## Start Data for this task

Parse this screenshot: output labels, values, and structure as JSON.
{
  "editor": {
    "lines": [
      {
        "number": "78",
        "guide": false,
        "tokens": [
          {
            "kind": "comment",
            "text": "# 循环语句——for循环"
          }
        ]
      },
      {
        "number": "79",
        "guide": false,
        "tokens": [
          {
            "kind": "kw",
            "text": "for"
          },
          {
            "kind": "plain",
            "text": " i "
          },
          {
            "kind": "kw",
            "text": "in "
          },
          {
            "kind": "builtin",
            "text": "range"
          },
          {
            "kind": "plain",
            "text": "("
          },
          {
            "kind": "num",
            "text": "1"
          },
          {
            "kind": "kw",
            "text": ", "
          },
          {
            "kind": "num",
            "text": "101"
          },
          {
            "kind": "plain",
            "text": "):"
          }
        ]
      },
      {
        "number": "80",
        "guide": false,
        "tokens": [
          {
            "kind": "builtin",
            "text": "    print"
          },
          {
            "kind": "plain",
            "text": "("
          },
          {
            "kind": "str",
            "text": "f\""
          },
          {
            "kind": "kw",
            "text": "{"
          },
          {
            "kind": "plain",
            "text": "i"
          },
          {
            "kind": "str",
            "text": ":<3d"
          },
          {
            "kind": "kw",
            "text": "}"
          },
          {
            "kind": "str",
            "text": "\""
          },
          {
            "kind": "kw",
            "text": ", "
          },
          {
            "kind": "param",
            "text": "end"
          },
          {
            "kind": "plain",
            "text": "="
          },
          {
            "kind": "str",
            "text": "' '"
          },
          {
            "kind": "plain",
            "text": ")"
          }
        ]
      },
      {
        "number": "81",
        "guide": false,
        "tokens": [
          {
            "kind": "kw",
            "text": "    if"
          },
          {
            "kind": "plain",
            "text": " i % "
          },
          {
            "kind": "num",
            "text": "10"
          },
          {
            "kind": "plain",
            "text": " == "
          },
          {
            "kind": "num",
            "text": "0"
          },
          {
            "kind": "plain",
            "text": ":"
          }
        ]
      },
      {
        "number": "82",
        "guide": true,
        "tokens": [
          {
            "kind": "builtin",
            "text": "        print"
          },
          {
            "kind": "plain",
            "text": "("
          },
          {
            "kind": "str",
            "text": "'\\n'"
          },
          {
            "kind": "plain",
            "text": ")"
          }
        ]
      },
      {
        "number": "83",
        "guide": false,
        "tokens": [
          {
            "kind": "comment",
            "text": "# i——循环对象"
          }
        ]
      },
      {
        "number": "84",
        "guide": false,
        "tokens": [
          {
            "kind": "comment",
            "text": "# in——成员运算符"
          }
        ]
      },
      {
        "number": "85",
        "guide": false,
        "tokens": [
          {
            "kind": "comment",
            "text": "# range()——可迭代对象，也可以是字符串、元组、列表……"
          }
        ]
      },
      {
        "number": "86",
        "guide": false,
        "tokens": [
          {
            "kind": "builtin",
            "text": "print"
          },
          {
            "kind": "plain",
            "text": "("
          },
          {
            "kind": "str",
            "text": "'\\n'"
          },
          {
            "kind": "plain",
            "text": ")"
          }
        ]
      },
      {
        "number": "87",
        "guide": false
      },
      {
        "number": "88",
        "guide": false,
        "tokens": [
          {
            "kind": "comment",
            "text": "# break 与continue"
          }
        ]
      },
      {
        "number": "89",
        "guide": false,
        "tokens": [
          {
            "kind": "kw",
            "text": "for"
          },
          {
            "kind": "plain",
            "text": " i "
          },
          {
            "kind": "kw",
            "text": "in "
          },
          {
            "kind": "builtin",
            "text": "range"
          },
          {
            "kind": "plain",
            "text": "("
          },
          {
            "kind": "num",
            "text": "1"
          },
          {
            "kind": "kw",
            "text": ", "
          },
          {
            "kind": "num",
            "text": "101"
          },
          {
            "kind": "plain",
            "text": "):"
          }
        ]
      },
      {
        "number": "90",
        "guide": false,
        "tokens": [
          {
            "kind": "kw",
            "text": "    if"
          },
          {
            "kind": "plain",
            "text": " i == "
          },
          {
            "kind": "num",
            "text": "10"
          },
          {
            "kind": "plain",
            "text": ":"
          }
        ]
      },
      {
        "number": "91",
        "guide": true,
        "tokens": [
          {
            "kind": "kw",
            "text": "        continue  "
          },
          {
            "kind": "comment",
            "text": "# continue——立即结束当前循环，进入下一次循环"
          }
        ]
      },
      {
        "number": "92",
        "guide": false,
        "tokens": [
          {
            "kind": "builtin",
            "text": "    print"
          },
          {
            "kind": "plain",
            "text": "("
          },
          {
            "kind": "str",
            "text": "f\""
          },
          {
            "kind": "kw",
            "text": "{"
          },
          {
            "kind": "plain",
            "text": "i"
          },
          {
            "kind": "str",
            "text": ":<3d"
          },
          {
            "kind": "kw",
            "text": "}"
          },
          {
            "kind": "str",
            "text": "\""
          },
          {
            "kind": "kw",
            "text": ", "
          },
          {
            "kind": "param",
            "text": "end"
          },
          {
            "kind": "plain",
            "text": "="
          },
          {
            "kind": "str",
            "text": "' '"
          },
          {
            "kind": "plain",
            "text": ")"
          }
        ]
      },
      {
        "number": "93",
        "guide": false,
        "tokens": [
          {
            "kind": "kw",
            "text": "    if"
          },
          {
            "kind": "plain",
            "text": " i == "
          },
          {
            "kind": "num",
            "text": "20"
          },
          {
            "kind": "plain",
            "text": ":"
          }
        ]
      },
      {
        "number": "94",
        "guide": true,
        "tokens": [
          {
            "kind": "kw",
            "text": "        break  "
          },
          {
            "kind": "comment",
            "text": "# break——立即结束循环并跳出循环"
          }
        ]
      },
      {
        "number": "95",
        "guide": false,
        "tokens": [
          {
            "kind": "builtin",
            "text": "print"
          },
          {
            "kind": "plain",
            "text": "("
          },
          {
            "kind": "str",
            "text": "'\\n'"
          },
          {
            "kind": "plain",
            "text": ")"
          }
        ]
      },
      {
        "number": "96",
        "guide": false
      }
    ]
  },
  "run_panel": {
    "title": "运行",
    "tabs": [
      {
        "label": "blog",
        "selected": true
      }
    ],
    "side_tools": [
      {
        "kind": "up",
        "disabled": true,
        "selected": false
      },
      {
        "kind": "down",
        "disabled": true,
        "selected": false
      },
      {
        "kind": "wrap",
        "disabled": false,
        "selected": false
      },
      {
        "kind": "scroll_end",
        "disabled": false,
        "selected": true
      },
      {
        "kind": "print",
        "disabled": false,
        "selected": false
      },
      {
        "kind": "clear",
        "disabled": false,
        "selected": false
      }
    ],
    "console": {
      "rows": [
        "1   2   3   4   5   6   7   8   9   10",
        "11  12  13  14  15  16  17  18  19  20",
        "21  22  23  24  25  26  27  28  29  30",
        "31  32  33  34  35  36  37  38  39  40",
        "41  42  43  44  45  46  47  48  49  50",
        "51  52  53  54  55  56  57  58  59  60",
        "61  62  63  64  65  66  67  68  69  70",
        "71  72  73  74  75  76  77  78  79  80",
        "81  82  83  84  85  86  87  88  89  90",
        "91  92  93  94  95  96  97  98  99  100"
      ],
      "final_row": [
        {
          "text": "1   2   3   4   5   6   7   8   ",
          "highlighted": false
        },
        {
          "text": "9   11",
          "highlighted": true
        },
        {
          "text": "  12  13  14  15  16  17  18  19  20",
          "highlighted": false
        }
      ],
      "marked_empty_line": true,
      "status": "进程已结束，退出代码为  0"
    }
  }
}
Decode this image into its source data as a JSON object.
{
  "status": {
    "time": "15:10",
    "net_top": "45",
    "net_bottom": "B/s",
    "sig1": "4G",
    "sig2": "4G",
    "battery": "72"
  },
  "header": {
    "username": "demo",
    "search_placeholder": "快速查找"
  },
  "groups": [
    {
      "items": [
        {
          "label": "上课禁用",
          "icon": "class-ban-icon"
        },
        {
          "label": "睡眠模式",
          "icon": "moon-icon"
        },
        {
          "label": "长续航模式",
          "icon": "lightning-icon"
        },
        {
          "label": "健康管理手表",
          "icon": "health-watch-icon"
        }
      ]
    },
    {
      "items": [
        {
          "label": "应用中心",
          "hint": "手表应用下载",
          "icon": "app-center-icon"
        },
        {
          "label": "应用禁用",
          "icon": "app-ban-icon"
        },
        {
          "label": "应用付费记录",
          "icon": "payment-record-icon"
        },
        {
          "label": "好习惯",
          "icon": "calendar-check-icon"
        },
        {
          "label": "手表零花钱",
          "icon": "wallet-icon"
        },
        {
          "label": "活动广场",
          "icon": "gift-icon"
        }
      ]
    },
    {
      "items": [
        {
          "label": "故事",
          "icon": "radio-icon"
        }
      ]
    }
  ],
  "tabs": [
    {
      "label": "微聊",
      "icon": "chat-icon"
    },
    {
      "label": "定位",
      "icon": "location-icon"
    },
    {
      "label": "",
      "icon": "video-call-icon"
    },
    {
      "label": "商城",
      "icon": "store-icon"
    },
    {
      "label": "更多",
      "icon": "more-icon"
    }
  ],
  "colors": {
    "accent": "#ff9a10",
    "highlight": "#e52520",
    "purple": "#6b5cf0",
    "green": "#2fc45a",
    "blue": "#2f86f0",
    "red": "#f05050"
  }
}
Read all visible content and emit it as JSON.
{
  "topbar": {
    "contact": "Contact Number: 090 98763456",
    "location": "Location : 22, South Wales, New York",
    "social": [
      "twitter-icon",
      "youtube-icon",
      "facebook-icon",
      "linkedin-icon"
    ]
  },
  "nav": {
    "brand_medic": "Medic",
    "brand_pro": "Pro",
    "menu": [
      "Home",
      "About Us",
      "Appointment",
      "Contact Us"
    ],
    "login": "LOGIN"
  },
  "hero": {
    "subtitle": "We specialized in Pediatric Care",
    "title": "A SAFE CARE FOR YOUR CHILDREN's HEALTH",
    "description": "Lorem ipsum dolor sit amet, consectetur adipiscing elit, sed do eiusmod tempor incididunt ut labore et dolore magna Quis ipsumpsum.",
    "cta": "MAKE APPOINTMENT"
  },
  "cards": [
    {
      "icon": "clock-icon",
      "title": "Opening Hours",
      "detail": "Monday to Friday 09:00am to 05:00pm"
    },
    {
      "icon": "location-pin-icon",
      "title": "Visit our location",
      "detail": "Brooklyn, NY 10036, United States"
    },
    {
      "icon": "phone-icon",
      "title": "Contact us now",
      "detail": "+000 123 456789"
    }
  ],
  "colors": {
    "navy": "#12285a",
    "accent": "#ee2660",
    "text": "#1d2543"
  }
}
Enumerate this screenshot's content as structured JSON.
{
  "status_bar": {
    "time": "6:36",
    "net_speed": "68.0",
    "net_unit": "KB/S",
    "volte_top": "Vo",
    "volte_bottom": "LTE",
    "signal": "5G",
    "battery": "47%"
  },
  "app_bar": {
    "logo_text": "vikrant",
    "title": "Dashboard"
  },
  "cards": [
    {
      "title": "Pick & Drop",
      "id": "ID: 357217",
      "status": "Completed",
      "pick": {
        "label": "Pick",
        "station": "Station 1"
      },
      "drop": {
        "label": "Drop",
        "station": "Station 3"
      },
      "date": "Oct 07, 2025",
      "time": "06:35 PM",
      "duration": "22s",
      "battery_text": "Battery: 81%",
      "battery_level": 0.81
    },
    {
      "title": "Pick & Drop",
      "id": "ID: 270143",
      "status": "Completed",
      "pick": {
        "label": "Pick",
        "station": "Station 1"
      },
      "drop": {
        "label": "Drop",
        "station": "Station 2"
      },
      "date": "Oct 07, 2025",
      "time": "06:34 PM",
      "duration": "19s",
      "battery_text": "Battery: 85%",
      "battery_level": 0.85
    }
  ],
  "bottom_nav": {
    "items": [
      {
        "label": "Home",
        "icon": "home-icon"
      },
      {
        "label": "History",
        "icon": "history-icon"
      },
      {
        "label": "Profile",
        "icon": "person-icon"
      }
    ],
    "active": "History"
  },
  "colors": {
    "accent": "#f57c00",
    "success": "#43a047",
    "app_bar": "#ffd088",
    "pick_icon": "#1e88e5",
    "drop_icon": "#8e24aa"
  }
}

## End Data for this task

Identify the lines of the entries containing the string "Station". Copy each such line.

- Task result -
        "station": "Station 1"
        "station": "Station 3"
        "station": "Station 1"
        "station": "Station 2"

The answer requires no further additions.